#### AVAILABLE RECORDS

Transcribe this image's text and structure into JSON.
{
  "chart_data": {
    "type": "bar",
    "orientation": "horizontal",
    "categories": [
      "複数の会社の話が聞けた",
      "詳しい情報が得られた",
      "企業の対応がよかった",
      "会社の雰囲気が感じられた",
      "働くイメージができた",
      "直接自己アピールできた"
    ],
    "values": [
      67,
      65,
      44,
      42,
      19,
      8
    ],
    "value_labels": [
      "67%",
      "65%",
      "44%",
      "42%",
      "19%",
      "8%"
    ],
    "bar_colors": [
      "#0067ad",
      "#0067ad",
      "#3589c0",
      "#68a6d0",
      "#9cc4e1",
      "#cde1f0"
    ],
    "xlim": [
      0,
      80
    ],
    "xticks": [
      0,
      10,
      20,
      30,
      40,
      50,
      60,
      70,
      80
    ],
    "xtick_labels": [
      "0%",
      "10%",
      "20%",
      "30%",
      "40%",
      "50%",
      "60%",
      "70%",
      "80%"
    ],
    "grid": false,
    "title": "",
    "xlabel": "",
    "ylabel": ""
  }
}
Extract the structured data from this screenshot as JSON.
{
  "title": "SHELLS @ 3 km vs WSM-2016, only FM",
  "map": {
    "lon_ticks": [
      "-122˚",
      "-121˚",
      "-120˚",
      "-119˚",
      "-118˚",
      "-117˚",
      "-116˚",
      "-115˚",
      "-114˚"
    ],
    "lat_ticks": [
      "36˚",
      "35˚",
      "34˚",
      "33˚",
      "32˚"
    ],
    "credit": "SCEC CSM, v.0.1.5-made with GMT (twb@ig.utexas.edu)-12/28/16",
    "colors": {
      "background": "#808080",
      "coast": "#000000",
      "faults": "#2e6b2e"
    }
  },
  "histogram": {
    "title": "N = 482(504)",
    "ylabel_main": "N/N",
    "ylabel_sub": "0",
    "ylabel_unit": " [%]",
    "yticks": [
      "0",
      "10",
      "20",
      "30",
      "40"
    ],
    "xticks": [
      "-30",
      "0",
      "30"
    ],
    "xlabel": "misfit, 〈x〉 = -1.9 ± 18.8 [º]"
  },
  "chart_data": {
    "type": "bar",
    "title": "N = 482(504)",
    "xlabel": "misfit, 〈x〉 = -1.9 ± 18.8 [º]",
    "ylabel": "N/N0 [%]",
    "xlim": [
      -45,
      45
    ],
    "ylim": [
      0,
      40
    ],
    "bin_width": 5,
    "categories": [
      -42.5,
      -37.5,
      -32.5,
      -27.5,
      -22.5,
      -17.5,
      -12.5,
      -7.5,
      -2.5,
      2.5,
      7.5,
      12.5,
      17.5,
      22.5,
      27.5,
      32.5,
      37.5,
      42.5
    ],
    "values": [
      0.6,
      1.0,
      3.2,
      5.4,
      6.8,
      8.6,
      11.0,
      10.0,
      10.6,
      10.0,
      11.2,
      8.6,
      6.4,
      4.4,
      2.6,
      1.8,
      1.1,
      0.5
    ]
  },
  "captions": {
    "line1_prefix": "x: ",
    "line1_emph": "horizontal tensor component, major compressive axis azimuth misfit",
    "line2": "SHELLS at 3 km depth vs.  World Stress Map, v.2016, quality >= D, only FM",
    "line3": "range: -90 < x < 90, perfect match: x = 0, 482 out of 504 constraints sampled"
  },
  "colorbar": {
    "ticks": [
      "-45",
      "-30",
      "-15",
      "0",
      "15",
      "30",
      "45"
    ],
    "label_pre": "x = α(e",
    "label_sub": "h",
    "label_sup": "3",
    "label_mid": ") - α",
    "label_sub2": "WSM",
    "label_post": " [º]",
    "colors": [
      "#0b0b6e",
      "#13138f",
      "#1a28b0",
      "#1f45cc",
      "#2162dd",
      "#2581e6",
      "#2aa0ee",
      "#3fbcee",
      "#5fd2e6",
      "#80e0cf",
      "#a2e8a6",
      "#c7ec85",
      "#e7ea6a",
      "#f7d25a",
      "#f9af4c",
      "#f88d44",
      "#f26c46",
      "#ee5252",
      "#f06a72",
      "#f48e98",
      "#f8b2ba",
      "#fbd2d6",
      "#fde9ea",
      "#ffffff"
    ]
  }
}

########
#### AVAILABLE RECORDS

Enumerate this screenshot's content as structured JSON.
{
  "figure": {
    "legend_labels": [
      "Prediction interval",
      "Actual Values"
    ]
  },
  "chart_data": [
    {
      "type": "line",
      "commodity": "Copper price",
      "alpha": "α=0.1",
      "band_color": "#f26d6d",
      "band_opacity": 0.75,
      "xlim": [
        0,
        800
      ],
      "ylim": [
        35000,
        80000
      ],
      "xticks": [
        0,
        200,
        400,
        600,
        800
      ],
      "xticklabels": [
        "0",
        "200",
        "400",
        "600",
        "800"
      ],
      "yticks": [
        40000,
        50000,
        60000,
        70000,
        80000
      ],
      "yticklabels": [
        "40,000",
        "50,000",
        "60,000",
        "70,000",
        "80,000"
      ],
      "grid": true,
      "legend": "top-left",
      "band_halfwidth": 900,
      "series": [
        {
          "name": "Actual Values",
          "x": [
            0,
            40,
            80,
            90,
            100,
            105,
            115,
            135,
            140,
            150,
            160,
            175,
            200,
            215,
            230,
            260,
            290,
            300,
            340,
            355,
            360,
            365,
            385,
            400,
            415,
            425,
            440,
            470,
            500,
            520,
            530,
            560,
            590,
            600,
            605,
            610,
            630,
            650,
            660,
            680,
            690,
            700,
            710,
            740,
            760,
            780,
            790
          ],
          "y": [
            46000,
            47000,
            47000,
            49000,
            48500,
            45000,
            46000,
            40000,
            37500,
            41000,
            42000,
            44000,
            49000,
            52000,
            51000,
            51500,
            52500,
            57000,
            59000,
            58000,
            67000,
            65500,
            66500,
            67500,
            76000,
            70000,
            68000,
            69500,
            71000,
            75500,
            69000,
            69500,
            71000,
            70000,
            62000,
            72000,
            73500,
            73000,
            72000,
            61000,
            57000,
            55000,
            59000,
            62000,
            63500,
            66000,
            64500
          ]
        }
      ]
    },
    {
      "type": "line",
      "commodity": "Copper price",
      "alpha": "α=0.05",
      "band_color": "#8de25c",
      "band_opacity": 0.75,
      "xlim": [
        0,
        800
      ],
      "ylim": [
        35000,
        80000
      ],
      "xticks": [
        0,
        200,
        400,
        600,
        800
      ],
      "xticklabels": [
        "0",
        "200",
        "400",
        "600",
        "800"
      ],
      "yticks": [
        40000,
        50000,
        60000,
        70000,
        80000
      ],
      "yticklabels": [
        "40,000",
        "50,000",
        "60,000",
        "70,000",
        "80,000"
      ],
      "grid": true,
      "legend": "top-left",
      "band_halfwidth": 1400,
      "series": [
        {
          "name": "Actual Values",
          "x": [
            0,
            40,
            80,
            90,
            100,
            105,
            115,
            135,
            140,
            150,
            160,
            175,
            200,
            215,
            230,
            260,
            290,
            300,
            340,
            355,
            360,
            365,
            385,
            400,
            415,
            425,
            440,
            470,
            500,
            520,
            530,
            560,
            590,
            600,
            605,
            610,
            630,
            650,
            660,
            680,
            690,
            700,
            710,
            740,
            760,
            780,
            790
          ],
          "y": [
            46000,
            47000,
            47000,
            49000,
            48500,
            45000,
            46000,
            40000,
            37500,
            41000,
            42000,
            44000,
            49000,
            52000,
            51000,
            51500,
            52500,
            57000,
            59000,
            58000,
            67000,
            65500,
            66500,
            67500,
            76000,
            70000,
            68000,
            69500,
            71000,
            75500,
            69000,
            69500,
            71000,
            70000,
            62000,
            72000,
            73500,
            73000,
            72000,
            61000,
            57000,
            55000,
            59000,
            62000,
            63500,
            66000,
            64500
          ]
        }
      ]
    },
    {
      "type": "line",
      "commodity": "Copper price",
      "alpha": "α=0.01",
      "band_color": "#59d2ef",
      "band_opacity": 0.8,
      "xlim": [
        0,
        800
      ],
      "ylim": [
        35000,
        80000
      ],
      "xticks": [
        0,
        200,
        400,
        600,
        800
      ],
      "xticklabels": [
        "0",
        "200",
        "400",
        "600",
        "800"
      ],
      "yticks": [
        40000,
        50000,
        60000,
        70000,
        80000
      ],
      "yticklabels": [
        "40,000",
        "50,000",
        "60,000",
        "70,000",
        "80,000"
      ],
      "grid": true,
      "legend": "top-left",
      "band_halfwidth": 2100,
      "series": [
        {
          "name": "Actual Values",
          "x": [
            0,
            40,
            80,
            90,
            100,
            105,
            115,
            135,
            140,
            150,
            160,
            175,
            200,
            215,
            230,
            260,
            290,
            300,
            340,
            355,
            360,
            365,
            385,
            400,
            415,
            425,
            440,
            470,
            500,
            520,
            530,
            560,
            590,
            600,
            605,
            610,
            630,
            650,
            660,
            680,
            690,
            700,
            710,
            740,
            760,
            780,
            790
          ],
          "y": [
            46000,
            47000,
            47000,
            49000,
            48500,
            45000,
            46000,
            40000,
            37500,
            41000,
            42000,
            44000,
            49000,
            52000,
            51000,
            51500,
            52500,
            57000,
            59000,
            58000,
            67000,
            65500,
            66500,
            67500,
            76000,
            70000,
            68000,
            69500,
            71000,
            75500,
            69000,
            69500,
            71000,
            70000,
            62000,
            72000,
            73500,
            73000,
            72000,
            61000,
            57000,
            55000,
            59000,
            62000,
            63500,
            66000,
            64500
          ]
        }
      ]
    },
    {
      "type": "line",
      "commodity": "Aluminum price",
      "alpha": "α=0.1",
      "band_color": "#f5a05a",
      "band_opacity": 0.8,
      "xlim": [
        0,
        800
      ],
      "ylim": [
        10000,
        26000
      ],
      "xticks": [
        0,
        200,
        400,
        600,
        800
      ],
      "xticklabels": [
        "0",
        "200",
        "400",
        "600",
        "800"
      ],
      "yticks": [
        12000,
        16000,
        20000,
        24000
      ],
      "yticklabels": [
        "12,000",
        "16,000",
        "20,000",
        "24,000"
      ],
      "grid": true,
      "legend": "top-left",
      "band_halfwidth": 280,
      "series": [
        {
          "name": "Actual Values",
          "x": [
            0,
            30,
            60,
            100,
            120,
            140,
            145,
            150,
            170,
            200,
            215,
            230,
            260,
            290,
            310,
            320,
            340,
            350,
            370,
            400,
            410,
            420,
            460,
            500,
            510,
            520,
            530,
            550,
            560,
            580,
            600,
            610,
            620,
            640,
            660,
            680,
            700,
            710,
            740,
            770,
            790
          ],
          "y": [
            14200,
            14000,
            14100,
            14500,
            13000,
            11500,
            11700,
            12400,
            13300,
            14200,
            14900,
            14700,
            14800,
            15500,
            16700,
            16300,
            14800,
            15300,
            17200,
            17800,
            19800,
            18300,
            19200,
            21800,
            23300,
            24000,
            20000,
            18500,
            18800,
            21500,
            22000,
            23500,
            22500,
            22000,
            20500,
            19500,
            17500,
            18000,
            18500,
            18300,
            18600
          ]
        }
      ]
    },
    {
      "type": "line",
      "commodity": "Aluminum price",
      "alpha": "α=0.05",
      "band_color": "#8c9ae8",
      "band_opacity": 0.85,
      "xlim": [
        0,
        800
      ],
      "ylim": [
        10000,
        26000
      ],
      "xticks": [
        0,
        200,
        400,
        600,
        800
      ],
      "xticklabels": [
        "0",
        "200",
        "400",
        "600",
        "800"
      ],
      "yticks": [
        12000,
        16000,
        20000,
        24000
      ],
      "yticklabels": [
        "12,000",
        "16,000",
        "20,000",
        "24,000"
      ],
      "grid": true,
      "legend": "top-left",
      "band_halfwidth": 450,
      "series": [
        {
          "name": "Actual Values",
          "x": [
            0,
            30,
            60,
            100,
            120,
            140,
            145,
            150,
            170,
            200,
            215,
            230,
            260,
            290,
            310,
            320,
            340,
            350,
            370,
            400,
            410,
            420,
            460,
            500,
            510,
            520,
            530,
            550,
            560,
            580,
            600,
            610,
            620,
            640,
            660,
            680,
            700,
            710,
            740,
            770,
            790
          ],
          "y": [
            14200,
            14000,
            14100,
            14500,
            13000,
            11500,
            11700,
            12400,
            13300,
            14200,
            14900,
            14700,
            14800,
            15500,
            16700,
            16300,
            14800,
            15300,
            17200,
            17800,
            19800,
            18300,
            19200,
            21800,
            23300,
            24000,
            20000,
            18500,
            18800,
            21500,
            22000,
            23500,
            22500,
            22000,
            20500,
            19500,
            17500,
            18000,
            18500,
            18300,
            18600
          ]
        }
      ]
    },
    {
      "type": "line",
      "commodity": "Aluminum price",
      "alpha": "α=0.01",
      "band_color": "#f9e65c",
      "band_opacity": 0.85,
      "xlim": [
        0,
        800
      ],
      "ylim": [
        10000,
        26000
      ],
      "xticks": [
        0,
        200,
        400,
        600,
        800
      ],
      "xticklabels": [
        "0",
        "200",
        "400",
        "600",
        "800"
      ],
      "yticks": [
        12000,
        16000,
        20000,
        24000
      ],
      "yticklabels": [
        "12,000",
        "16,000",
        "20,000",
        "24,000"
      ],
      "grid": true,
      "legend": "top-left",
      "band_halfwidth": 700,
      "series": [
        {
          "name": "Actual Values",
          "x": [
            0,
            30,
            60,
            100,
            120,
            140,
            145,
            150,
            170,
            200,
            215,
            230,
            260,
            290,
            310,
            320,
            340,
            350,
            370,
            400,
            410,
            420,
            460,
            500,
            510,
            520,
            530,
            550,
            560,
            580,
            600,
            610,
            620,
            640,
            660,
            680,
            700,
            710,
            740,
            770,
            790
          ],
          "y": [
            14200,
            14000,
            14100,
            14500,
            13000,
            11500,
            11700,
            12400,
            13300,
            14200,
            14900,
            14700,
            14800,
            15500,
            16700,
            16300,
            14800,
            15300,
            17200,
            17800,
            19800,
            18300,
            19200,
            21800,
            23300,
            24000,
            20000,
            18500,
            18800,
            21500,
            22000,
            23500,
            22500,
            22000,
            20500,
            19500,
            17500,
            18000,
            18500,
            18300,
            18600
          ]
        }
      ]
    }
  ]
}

########

STATED TASK
Return each line of the listing that holds the string "structured".

PROBLEM SOLUTION
Extract the structured data from this screenshot as JSON.
Enumerate this screenshot's content as structured JSON.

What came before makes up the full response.